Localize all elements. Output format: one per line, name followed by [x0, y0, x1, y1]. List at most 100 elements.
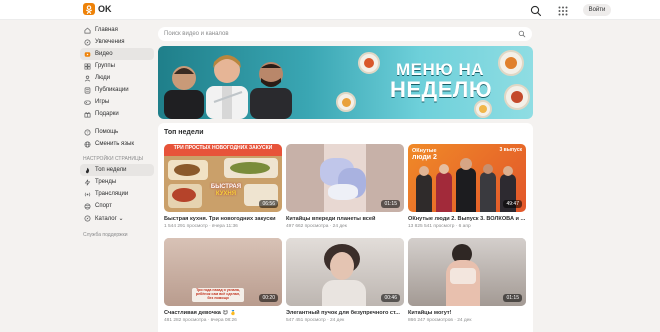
sidebar-item-posts[interactable]: Публикации	[80, 84, 154, 96]
sidebar-item-label: Публикации	[95, 87, 129, 93]
video-card[interactable]: 00:46 Элегантный пучок для безупречного …	[286, 238, 404, 323]
video-card[interactable]: 01:15 Китайцы впереди планеты всей 497 6…	[286, 144, 404, 229]
video-date: 24 дек	[332, 224, 347, 229]
video-views: 1 544 291 просмотр	[164, 224, 208, 229]
globe-icon	[83, 140, 91, 148]
live-icon	[83, 190, 91, 198]
video-title[interactable]: Быстрая кухня. Три новогодних закуски	[164, 216, 282, 222]
video-title[interactable]: Китайцы могут!	[408, 310, 526, 316]
video-title[interactable]: ОКнутые люди 2. Выпуск 3. ВОЛКОВА и ...	[408, 216, 526, 222]
svg-text:?: ?	[86, 130, 88, 134]
sidebar-item-compass[interactable]: Увлечения	[80, 36, 154, 48]
sidebar-item-label: Подарки	[95, 111, 119, 117]
video-meta: 866 247 просмотров · 24 дек	[408, 318, 472, 323]
thumbnail-logo-line2: КУХНЯ	[215, 190, 237, 197]
games-icon	[83, 98, 91, 106]
video-views: 497 662 просмотра	[286, 224, 329, 229]
video-search-input[interactable]: Поиск видео и каналов	[158, 27, 532, 41]
header-search-icon[interactable]	[530, 4, 542, 17]
video-thumbnail[interactable]: 00:46	[286, 238, 404, 306]
top-week-section: Топ недели ТРИ ПРОСТЫХ НОВОГОДНИХ ЗАКУСК…	[158, 123, 533, 332]
thumbnail-caption: ТРИ ПРОСТЫХ НОВОГОДНИХ ЗАКУСКИ	[173, 145, 273, 151]
sidebar-item-home[interactable]: Главная	[80, 24, 154, 36]
video-card[interactable]: ТРИ ПРОСТЫХ НОВОГОДНИХ ЗАКУСКИ БЫСТРАЯ К…	[164, 144, 282, 229]
groups-icon	[83, 62, 91, 70]
chefs-illustration	[164, 55, 292, 119]
video-meta: 481 282 просмотра · вчера 08:26	[164, 318, 237, 323]
video-title[interactable]: Счастливая девочка 😍 🥇	[164, 310, 282, 316]
video-meta: 547 451 просмотр · 24 дек	[286, 318, 345, 323]
video-duration: 01:15	[503, 294, 522, 302]
video-thumbnail[interactable]: ТРИ ПРОСТЫХ НОВОГОДНИХ ЗАКУСКИ БЫСТРАЯ К…	[164, 144, 282, 212]
sidebar-item-label: Увлечения	[95, 39, 125, 45]
video-meta: 13 825 541 просмотр · 6 апр	[408, 224, 471, 229]
help-icon: ?	[83, 128, 91, 136]
sidebar-item-catalog[interactable]: Каталог ⌄	[80, 212, 154, 224]
sidebar-item-live[interactable]: Трансляции	[80, 188, 154, 200]
catalog-icon	[83, 214, 91, 222]
banner-title: МЕНЮ НА НЕДЕЛЮ	[390, 60, 493, 102]
sidebar-item-label: Люди	[95, 75, 111, 81]
video-duration: 00:46	[381, 294, 400, 302]
sidebar-item-label: Топ недели	[95, 167, 127, 173]
sidebar-item-groups[interactable]: Группы	[80, 60, 154, 72]
logo-text: OK	[98, 4, 112, 14]
people-icon	[83, 74, 91, 82]
sidebar: Главная Увлечения Видео Группы Люди Публикаци…	[80, 24, 154, 238]
video-title[interactable]: Китайцы впереди планеты всей	[286, 216, 404, 222]
compass-icon	[83, 38, 91, 46]
promo-banner[interactable]: МЕНЮ НА НЕДЕЛЮ	[158, 46, 533, 119]
sidebar-item-label: Каталог ⌄	[95, 215, 124, 222]
posts-icon	[83, 86, 91, 94]
sidebar-item-globe[interactable]: Сменить язык	[80, 138, 154, 150]
sidebar-item-people[interactable]: Люди	[80, 72, 154, 84]
video-thumbnail[interactable]: 01:15	[408, 238, 526, 306]
video-views: 13 825 541 просмотр	[408, 224, 455, 229]
sport-icon	[83, 202, 91, 210]
video-card[interactable]: ОКнутые люди 2 3 выпуск 49:47 ОКнутые лю…	[408, 144, 526, 229]
video-card[interactable]: Три года назад я узнала, ребёнок сам всё…	[164, 238, 282, 323]
ok-logo-icon	[83, 3, 95, 15]
sidebar-item-label: Тренды	[95, 179, 117, 185]
thumbnail-logo: БЫСТРАЯ КУХНЯ	[208, 184, 244, 197]
ok-logo[interactable]: OK	[83, 3, 112, 15]
search-placeholder: Поиск видео и каналов	[164, 31, 229, 37]
sidebar-item-sport[interactable]: Спорт	[80, 200, 154, 212]
video-thumbnail[interactable]: 01:15	[286, 144, 404, 212]
sidebar-item-gift[interactable]: Подарки	[80, 108, 154, 120]
gift-icon	[83, 110, 91, 118]
apps-grid-icon[interactable]	[557, 4, 569, 16]
sidebar-item-label: Игры	[95, 99, 110, 105]
sidebar-item-label: Группы	[95, 63, 115, 69]
sidebar-item-label: Помощь	[95, 129, 119, 135]
video-title[interactable]: Элегантный пучок для безупречного ст...	[286, 310, 404, 316]
sidebar-item-label: Видео	[95, 51, 113, 57]
trends-icon	[83, 178, 91, 186]
video-duration: 01:15	[381, 200, 400, 208]
sidebar-item-label: Трансляции	[95, 191, 129, 197]
sidebar-item-video[interactable]: Видео	[80, 48, 154, 60]
thumbnail-caption: ОКнутые люди 2	[412, 148, 446, 162]
top-icon	[83, 166, 91, 174]
section-title: Топ недели	[164, 129, 204, 136]
home-icon	[83, 26, 91, 34]
video-views: 547 451 просмотр	[286, 318, 326, 323]
video-thumbnail[interactable]: Три года назад я узнала, ребёнок сам всё…	[164, 238, 282, 306]
thumbnail-logo-line1: БЫСТРАЯ	[210, 184, 242, 190]
support-link[interactable]: Служба поддержки	[80, 232, 154, 238]
sidebar-item-top[interactable]: Топ недели	[80, 164, 154, 176]
video-views: 866 247 просмотров	[408, 318, 453, 323]
banner-title-line2: НЕДЕЛЮ	[390, 77, 493, 102]
video-date: вчера 08:26	[210, 318, 237, 323]
login-button[interactable]: Войти	[583, 4, 611, 16]
video-duration: 06:56	[259, 200, 278, 208]
thumbnail-caption: Три года назад я узнала, ребёнок сам всё…	[195, 288, 241, 300]
sidebar-item-games[interactable]: Игры	[80, 96, 154, 108]
sidebar-item-label: Спорт	[95, 203, 112, 209]
sidebar-item-trends[interactable]: Тренды	[80, 176, 154, 188]
sidebar-item-label: Сменить язык	[95, 141, 134, 147]
top-header: OK Войти	[0, 0, 660, 20]
sidebar-item-help[interactable]: ? Помощь	[80, 126, 154, 138]
video-thumbnail[interactable]: ОКнутые люди 2 3 выпуск 49:47	[408, 144, 526, 212]
video-card[interactable]: 01:15 Китайцы могут! 866 247 просмотров …	[408, 238, 526, 323]
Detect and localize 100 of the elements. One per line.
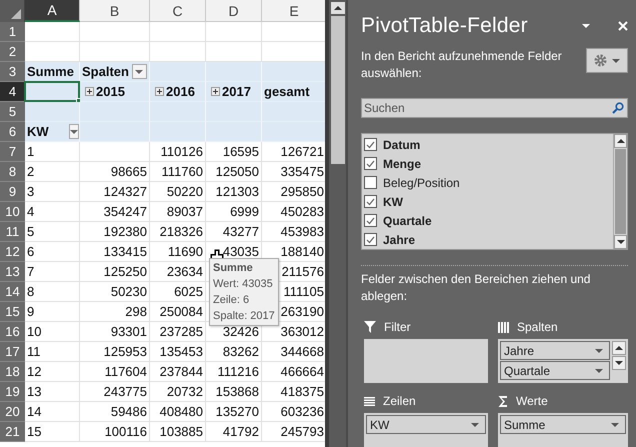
area-field-button[interactable]: Quartale	[500, 361, 610, 380]
table-cell: 1	[25, 142, 80, 162]
field-item[interactable]: Jahre	[362, 230, 613, 249]
column-header[interactable]: D	[206, 0, 262, 22]
pane-options-button[interactable]	[582, 24, 590, 28]
row-header[interactable]: 14	[0, 282, 25, 302]
filter-dropdown-button[interactable]	[68, 124, 79, 139]
row-header[interactable]: 2	[0, 42, 25, 62]
table-cell: 16595	[206, 142, 262, 162]
row-header[interactable]: 12	[0, 242, 25, 262]
table-cell: 2	[25, 162, 80, 182]
field-label: Datum	[383, 138, 420, 152]
filter-dropdown-button[interactable]	[132, 64, 147, 79]
row-header[interactable]: 5	[0, 102, 25, 122]
table-cell: 4	[25, 202, 80, 222]
row-header[interactable]: 13	[0, 262, 25, 282]
row-header[interactable]: 16	[0, 322, 25, 342]
table-cell	[80, 142, 150, 162]
column-header[interactable]: C	[150, 0, 206, 22]
expand-button[interactable]	[211, 87, 220, 96]
checkbox[interactable]	[364, 157, 377, 170]
table-cell: 13	[25, 382, 80, 402]
row-header[interactable]: 9	[0, 182, 25, 202]
column-header[interactable]: A	[25, 0, 80, 22]
checkbox[interactable]	[364, 138, 377, 151]
table-cell: 354247	[80, 202, 150, 222]
sigma-icon	[498, 396, 508, 406]
field-item[interactable]: Datum	[362, 135, 613, 154]
drop-area[interactable]: KW	[364, 413, 488, 447]
filter-icon	[364, 321, 376, 333]
table-cell: 11690	[150, 242, 206, 262]
checkbox[interactable]	[364, 233, 377, 246]
table-cell	[262, 122, 326, 142]
table-cell: 83262	[206, 342, 262, 362]
field-item[interactable]: Beleg/Position	[362, 173, 613, 192]
drop-area[interactable]: Summe	[498, 413, 628, 447]
table-cell: 124327	[80, 182, 150, 202]
pivot-label: 2016	[166, 84, 195, 99]
row-header[interactable]: 21	[0, 422, 25, 442]
tooltip-title: Summe	[213, 261, 254, 276]
row-header[interactable]: 11	[0, 222, 25, 242]
table-cell: 133415	[80, 242, 150, 262]
areas-hint-text: Felder zwischen den Bereichen ziehen und ablegen:	[361, 271, 592, 305]
table-cell: 89037	[150, 202, 206, 222]
caret-icon	[135, 70, 144, 74]
row-header[interactable]: 19	[0, 382, 25, 402]
field-item[interactable]: KW	[362, 192, 613, 211]
gear-icon	[594, 54, 607, 67]
scroll-up-button[interactable]	[612, 341, 626, 355]
column-header[interactable]: B	[80, 0, 150, 22]
area-field-button[interactable]: KW	[366, 415, 486, 434]
field-item[interactable]: Quartale	[362, 211, 613, 230]
row-header[interactable]: 18	[0, 362, 25, 382]
row-header[interactable]: 15	[0, 302, 25, 322]
expand-button[interactable]	[85, 87, 94, 96]
close-button[interactable]	[618, 21, 628, 31]
table-cell: 43277	[206, 222, 262, 242]
search-field[interactable]: Suchen	[361, 98, 628, 118]
area-label: Werte	[516, 394, 548, 408]
table-cell: 59486	[80, 402, 150, 422]
row-header[interactable]: 10	[0, 202, 25, 222]
scroll-down-button[interactable]	[612, 356, 626, 370]
table-cell: 192380	[80, 222, 150, 242]
table-cell: 237285	[150, 322, 206, 342]
table-cell: 125050	[206, 162, 262, 182]
table-cell	[25, 22, 80, 42]
area-label: Filter	[384, 320, 411, 334]
caret-icon	[595, 368, 603, 372]
table-cell: 218326	[150, 222, 206, 242]
row-header[interactable]: 8	[0, 162, 25, 182]
table-cell: 103885	[150, 422, 206, 442]
checkbox[interactable]	[364, 214, 377, 227]
row-header[interactable]: 4	[0, 82, 25, 102]
area-field-button[interactable]: Summe	[500, 415, 626, 434]
table-cell: 298	[80, 302, 150, 322]
vertical-scrollbar[interactable]	[325, 0, 346, 447]
row-header[interactable]: 17	[0, 342, 25, 362]
checkbox[interactable]	[364, 176, 377, 189]
row-header[interactable]: 6	[0, 122, 25, 142]
table-cell: 3	[25, 182, 80, 202]
row-header[interactable]: 20	[0, 402, 25, 422]
row-header[interactable]: 7	[0, 142, 25, 162]
select-all-corner[interactable]	[0, 0, 25, 22]
expand-button[interactable]	[155, 87, 164, 96]
field-label: Menge	[383, 156, 422, 170]
tools-button[interactable]	[586, 48, 628, 73]
table-cell: 6	[25, 242, 80, 262]
area-field-button[interactable]: Jahre	[500, 341, 610, 360]
column-header[interactable]: E	[262, 0, 326, 22]
table-cell: 41792	[206, 422, 262, 442]
checkbox[interactable]	[364, 195, 377, 208]
scroll-thumb[interactable]	[330, 16, 345, 164]
area-label: Zeilen	[383, 394, 416, 408]
table-cell	[150, 122, 206, 142]
drop-area[interactable]: Jahre Quartale	[498, 339, 628, 383]
caret-icon	[582, 24, 590, 28]
row-header[interactable]: 1	[0, 22, 25, 42]
field-item[interactable]: Menge	[362, 154, 613, 173]
row-header[interactable]: 3	[0, 62, 25, 82]
list-scrollbar[interactable]	[613, 134, 627, 249]
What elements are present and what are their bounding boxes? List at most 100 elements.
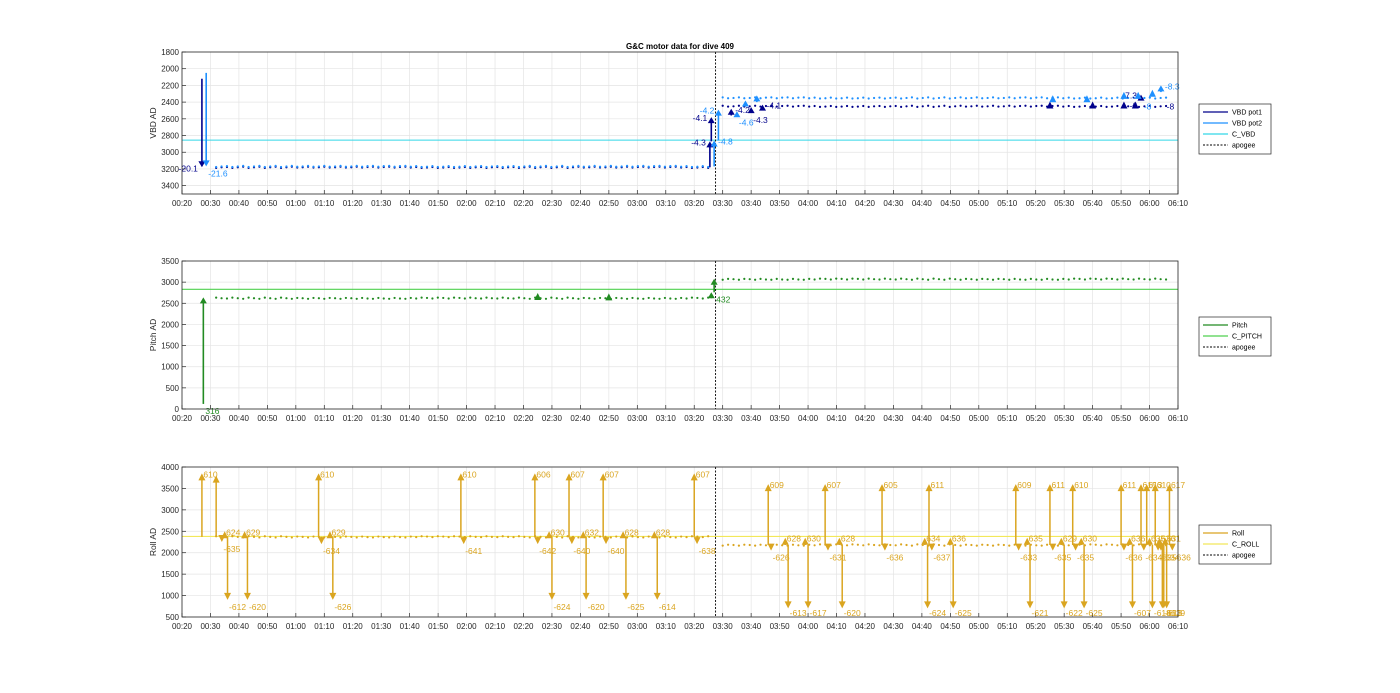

====================

• Soal:
Ubahlah baris-baris di atas, mulai dari baris yang memuat "84, 154, 96]" sampai dengan baris yang memuat "310, 526, 316]", menjadi sebuah daftar JSON berisi string dengan satu string untuk setiap baris. Baris kosong tidak perlu disertakan.

• Hasil:
[
  "sidebar-item-posts[interactable]: Публикации\t[80, 84, 154, 96]",
  "sidebar-item-label: Публикации\t[95, 87, 129, 93]",
  "video-card[interactable]: 00:46 Элегантный пучок для безупречного …\t[286, 238, 404, 323]",
  "video-card[interactable]: 01:15 Китайцы впереди планеты всей 497 6…\t[286, 144, 404, 229]",
  "video-date: 24 дек\t[332, 224, 347, 229]",
  "video-views: 1 544 291 просмотр\t[164, 224, 208, 229]",
  "globe-icon\t[83, 140, 91, 148]",
  "live-icon\t[83, 190, 91, 198]",
  "video-title[interactable]: Быстрая кухня. Три новогодних закуски\t[164, 216, 282, 222]",
  "video-title[interactable]: Китайцы могут!\t[408, 310, 526, 316]"
]